#### GIVEN DATA ####

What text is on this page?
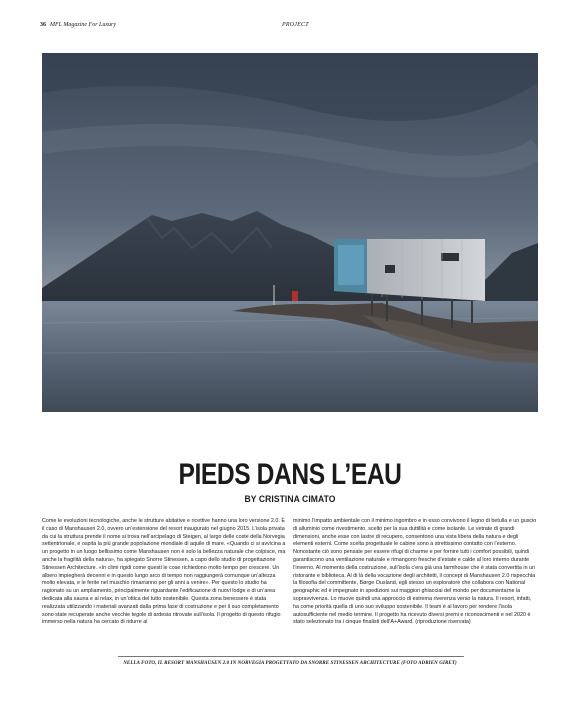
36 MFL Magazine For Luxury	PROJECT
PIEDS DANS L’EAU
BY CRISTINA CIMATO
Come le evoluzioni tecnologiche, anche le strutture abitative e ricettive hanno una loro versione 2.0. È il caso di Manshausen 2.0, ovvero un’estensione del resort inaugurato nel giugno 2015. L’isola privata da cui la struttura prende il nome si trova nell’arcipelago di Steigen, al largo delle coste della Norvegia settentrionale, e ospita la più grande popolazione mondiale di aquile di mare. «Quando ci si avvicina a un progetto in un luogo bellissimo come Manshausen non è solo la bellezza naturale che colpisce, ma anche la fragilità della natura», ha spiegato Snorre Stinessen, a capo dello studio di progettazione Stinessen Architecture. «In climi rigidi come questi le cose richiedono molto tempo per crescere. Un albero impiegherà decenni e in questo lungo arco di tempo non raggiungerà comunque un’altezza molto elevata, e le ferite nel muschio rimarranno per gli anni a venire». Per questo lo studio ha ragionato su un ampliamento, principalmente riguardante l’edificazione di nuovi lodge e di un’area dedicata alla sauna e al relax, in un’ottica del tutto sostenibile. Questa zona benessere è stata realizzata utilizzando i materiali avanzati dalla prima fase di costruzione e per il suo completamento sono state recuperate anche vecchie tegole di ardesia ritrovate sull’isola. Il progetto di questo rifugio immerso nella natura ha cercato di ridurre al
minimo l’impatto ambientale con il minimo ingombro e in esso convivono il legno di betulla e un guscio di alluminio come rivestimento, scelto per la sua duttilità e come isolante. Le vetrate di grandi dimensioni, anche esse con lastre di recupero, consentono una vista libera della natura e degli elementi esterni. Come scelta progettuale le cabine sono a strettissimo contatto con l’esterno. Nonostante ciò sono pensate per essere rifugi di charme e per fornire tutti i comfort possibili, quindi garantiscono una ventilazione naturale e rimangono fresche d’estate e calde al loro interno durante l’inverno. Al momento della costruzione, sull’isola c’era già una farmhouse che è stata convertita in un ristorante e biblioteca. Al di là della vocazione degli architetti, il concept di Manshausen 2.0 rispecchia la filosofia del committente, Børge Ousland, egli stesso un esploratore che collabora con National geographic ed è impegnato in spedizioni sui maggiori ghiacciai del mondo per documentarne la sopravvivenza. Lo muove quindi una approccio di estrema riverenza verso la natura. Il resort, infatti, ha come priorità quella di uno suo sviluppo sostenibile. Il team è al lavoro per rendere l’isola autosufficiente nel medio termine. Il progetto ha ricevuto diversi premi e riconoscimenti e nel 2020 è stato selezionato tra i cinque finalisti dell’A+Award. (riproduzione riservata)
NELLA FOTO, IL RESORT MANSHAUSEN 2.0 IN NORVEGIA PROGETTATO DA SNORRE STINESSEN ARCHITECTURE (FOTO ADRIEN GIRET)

####
#### GIVEN DATA ####

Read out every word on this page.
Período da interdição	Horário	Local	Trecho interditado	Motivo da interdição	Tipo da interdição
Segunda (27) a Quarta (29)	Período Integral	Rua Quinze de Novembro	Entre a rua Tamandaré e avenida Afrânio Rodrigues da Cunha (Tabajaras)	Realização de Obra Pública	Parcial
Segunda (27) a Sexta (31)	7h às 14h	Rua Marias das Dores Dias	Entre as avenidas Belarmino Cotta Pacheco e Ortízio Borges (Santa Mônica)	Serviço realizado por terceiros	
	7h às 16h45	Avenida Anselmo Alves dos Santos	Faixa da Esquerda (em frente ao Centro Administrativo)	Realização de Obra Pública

####

» REQUIREMENTS: Scan the records for the string "Pública". Copy each line in which it appears.

» REPLY TO THE EXERCISE:
Segunda (27) a Quarta (29)	Período Integral	Rua Quinze de Novembro	Entre a rua Tamandaré e avenida Afrânio Rodrigues da Cunha (Tabajaras)	Realização de Obra Pública	Parcial
	7h às 16h45	Avenida Anselmo Alves dos Santos	Faixa da Esquerda (em frente ao Centro Administrativo)	Realização de Obra Pública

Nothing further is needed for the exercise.